▶ [SHORT PROBLEM]: Reproduce the complete listing without any deviation.

+++ EXCERPTED DATA +++

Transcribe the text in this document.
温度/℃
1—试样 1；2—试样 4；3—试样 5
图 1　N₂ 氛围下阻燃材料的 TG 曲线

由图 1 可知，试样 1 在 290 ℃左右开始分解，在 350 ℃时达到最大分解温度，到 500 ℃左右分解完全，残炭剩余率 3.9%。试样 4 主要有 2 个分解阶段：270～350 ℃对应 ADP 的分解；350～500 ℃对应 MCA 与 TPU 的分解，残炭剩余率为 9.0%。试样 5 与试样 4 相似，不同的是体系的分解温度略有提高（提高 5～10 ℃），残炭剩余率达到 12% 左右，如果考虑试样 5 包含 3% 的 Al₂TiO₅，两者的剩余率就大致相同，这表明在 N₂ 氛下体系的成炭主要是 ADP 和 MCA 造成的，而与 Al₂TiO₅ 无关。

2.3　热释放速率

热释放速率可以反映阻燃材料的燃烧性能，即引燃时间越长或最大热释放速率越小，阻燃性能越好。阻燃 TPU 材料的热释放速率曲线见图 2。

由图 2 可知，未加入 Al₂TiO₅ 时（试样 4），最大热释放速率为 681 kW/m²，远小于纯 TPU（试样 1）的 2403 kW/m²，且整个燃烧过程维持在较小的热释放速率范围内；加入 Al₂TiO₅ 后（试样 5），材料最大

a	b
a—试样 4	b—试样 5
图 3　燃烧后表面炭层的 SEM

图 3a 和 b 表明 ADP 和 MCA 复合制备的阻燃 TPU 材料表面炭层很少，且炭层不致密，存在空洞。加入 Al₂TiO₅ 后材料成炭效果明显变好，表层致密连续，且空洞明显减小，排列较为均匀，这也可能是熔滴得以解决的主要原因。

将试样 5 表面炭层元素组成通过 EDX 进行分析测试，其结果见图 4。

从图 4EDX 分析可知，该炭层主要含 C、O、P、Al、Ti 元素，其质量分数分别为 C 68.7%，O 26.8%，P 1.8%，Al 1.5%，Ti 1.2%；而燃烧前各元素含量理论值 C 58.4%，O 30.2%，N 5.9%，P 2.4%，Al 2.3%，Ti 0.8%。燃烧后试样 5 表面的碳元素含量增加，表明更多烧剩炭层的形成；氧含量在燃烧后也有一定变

+++

▶ [RESPONSE TO THIS EXERCISE]:
Transcribe the text in this document.
温度/℃
1—试样 1；2—试样 4；3—试样 5
图 1　N₂ 氛围下阻燃材料的 TG 曲线

由图 1 可知，试样 1 在 290 ℃左右开始分解，在 350 ℃时达到最大分解温度，到 500 ℃左右分解完全，残炭剩余率 3.9%。试样 4 主要有 2 个分解阶段：270～350 ℃对应 ADP 的分解；350～500 ℃对应 MCA 与 TPU 的分解，残炭剩余率为 9.0%。试样 5 与试样 4 相似，不同的是体系的分解温度略有提高（提高 5～10 ℃），残炭剩余率达到 12% 左右，如果考虑试样 5 包含 3% 的 Al₂TiO₅，两者的剩余率就大致相同，这表明在 N₂ 氛下体系的成炭主要是 ADP 和 MCA 造成的，而与 Al₂TiO₅ 无关。

2.3　热释放速率

热释放速率可以反映阻燃材料的燃烧性能，即引燃时间越长或最大热释放速率越小，阻燃性能越好。阻燃 TPU 材料的热释放速率曲线见图 2。

由图 2 可知，未加入 Al₂TiO₅ 时（试样 4），最大热释放速率为 681 kW/m²，远小于纯 TPU（试样 1）的 2403 kW/m²，且整个燃烧过程维持在较小的热释放速率范围内；加入 Al₂TiO₅ 后（试样 5），材料最大

a	b
a—试样 4	b—试样 5
图 3　燃烧后表面炭层的 SEM

图 3a 和 b 表明 ADP 和 MCA 复合制备的阻燃 TPU 材料表面炭层很少，且炭层不致密，存在空洞。加入 Al₂TiO₅ 后材料成炭效果明显变好，表层致密连续，且空洞明显减小，排列较为均匀，这也可能是熔滴得以解决的主要原因。

将试样 5 表面炭层元素组成通过 EDX 进行分析测试，其结果见图 4。

从图 4EDX 分析可知，该炭层主要含 C、O、P、Al、Ti 元素，其质量分数分别为 C 68.7%，O 26.8%，P 1.8%，Al 1.5%，Ti 1.2%；而燃烧前各元素含量理论值 C 58.4%，O 30.2%，N 5.9%，P 2.4%，Al 2.3%，Ti 0.8%。燃烧后试样 5 表面的碳元素含量增加，表明更多烧剩炭层的形成；氧含量在燃烧后也有一定变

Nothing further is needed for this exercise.